■ Your goal: Copy out all the entries exactly.

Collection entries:
----------------

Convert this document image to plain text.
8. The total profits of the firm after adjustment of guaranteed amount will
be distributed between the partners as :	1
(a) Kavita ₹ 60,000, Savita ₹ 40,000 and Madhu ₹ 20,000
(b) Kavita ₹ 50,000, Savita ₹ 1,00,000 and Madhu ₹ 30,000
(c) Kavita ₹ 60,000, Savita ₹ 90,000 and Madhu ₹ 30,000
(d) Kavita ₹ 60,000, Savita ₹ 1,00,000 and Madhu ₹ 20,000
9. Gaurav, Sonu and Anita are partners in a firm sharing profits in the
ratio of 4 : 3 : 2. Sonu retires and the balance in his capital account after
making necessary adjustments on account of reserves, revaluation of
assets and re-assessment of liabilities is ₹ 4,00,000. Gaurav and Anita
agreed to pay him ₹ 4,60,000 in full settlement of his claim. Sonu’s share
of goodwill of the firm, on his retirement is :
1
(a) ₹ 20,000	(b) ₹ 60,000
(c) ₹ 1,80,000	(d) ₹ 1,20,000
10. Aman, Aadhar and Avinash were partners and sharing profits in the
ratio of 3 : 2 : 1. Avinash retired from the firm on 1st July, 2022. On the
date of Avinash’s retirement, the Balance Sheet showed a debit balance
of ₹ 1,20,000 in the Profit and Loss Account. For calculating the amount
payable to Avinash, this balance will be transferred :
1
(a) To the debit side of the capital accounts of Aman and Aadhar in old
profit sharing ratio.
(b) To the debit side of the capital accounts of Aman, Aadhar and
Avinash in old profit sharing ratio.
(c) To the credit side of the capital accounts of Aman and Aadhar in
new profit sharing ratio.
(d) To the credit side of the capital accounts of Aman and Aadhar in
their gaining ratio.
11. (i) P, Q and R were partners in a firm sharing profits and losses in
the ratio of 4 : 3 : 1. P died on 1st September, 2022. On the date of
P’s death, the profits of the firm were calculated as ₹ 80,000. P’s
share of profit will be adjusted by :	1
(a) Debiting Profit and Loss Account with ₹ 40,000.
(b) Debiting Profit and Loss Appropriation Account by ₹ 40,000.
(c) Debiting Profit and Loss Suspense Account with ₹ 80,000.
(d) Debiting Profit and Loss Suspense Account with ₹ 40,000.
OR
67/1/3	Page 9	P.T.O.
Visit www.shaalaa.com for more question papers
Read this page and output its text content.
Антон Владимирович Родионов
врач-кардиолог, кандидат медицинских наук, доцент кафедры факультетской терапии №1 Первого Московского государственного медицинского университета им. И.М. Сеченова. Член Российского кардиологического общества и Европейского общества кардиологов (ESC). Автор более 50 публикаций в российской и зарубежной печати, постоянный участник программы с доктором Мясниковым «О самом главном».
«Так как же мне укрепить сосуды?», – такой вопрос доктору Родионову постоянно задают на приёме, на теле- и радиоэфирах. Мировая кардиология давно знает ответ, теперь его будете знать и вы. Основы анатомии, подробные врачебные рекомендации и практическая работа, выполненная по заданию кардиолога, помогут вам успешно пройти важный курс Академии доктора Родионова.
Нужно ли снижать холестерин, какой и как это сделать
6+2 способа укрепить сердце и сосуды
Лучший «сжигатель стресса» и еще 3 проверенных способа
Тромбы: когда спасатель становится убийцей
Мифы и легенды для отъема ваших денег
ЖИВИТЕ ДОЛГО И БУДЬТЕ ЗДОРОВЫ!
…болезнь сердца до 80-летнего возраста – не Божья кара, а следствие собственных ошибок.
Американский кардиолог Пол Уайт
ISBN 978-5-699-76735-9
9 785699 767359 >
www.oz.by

----------------

■ Answer:
Convert this document image to plain text.
8. The total profits of the firm after adjustment of guaranteed amount will
be distributed between the partners as :	1
(a) Kavita ₹ 60,000, Savita ₹ 40,000 and Madhu ₹ 20,000
(b) Kavita ₹ 50,000, Savita ₹ 1,00,000 and Madhu ₹ 30,000
(c) Kavita ₹ 60,000, Savita ₹ 90,000 and Madhu ₹ 30,000
(d) Kavita ₹ 60,000, Savita ₹ 1,00,000 and Madhu ₹ 20,000
9. Gaurav, Sonu and Anita are partners in a firm sharing profits in the
ratio of 4 : 3 : 2. Sonu retires and the balance in his capital account after
making necessary adjustments on account of reserves, revaluation of
assets and re-assessment of liabilities is ₹ 4,00,000. Gaurav and Anita
agreed to pay him ₹ 4,60,000 in full settlement of his claim. Sonu’s share
of goodwill of the firm, on his retirement is :
1
(a) ₹ 20,000	(b) ₹ 60,000
(c) ₹ 1,80,000	(d) ₹ 1,20,000
10. Aman, Aadhar and Avinash were partners and sharing profits in the
ratio of 3 : 2 : 1. Avinash retired from the firm on 1st July, 2022. On the
date of Avinash’s retirement, the Balance Sheet showed a debit balance
of ₹ 1,20,000 in the Profit and Loss Account. For calculating the amount
payable to Avinash, this balance will be transferred :
1
(a) To the debit side of the capital accounts of Aman and Aadhar in old
profit sharing ratio.
(b) To the debit side of the capital accounts of Aman, Aadhar and
Avinash in old profit sharing ratio.
(c) To the credit side of the capital accounts of Aman and Aadhar in
new profit sharing ratio.
(d) To the credit side of the capital accounts of Aman and Aadhar in
their gaining ratio.
11. (i) P, Q and R were partners in a firm sharing profits and losses in
the ratio of 4 : 3 : 1. P died on 1st September, 2022. On the date of
P’s death, the profits of the firm were calculated as ₹ 80,000. P’s
share of profit will be adjusted by :	1
(a) Debiting Profit and Loss Account with ₹ 40,000.
(b) Debiting Profit and Loss Appropriation Account by ₹ 40,000.
(c) Debiting Profit and Loss Suspense Account with ₹ 80,000.
(d) Debiting Profit and Loss Suspense Account with ₹ 40,000.
OR
67/1/3	Page 9	P.T.O.
Visit www.shaalaa.com for more question papers
Read this page and output its text content.
Антон Владимирович Родионов
врач-кардиолог, кандидат медицинских наук, доцент кафедры факультетской терапии №1 Первого Московского государственного медицинского университета им. И.М. Сеченова. Член Российского кардиологического общества и Европейского общества кардиологов (ESC). Автор более 50 публикаций в российской и зарубежной печати, постоянный участник программы с доктором Мясниковым «О самом главном».
«Так как же мне укрепить сосуды?», – такой вопрос доктору Родионову постоянно задают на приёме, на теле- и радиоэфирах. Мировая кардиология давно знает ответ, теперь его будете знать и вы. Основы анатомии, подробные врачебные рекомендации и практическая работа, выполненная по заданию кардиолога, помогут вам успешно пройти важный курс Академии доктора Родионова.
Нужно ли снижать холестерин, какой и как это сделать
6+2 способа укрепить сердце и сосуды
Лучший «сжигатель стресса» и еще 3 проверенных способа
Тромбы: когда спасатель становится убийцей
Мифы и легенды для отъема ваших денег
ЖИВИТЕ ДОЛГО И БУДЬТЕ ЗДОРОВЫ!
…болезнь сердца до 80-летнего возраста – не Божья кара, а следствие собственных ошибок.
Американский кардиолог Пол Уайт
ISBN 978-5-699-76735-9
9 785699 767359 >
www.oz.by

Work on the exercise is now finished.